* _Instructions for the task_
Wherever a line holds the word "accent", copy that line out.

* _Data shown_
** Begin **
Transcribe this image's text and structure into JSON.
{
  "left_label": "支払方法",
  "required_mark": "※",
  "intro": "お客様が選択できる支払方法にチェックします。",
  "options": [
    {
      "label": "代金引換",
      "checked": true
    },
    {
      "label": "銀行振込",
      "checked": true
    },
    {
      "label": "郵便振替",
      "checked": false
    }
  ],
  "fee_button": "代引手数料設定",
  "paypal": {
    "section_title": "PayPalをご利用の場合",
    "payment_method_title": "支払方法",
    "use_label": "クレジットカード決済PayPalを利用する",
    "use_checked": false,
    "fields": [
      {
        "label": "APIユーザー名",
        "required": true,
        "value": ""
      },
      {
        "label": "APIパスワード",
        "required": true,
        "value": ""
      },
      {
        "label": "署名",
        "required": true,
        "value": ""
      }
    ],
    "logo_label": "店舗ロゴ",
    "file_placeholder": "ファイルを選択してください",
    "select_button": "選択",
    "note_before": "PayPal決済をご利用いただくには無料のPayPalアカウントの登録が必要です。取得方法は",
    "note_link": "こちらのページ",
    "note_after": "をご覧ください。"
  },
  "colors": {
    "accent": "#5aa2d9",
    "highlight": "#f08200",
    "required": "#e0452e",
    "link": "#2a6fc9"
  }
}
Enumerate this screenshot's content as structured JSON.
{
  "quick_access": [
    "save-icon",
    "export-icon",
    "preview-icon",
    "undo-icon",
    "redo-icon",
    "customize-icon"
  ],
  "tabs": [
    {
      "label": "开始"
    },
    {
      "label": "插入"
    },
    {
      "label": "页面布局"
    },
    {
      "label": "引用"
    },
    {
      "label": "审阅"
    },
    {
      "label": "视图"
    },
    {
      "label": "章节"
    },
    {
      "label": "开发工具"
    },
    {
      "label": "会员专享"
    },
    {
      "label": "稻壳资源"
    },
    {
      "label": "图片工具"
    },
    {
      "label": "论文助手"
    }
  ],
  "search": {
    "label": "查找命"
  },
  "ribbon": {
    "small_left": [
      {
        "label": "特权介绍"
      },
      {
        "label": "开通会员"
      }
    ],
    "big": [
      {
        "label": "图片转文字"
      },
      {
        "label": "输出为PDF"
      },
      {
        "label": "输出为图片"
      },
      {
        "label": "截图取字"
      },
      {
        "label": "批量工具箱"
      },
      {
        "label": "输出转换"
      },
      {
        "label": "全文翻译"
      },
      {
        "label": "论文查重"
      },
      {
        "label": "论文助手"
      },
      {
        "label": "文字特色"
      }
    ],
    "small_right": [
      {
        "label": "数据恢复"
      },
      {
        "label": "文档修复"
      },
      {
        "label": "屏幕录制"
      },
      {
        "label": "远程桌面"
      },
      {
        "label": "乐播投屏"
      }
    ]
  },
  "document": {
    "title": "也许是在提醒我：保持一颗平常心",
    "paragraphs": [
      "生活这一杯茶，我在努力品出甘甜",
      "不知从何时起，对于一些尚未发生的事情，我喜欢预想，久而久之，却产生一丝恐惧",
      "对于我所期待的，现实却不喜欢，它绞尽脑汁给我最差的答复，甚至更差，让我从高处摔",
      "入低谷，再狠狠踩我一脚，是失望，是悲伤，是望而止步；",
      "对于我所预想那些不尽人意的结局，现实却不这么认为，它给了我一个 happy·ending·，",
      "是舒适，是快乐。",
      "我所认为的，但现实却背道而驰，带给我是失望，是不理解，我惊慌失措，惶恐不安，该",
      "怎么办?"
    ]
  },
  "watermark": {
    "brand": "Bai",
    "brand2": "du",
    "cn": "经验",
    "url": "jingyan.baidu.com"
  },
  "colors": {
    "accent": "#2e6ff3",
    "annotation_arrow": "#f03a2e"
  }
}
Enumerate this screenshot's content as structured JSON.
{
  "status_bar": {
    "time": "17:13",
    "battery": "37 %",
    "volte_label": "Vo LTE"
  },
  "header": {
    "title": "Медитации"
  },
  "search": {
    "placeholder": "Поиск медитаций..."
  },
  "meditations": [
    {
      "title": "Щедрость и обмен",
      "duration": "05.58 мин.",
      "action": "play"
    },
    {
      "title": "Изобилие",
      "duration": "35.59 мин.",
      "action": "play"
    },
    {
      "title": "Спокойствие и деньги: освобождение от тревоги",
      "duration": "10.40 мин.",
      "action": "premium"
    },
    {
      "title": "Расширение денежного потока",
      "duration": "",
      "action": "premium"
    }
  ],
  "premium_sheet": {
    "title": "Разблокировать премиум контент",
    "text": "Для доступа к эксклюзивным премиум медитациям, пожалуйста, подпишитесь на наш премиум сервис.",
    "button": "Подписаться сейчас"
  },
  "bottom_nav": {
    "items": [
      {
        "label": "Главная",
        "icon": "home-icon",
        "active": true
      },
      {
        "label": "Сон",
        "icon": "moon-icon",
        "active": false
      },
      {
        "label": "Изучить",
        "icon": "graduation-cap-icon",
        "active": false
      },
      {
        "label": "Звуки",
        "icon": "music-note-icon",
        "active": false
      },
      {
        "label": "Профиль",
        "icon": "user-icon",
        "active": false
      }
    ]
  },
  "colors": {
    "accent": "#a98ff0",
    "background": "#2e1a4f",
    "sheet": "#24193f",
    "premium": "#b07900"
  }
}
** End **
* _Exercise answer_
    "accent": "#5aa2d9",
    "accent": "#2e6ff3",
    "accent": "#a98ff0",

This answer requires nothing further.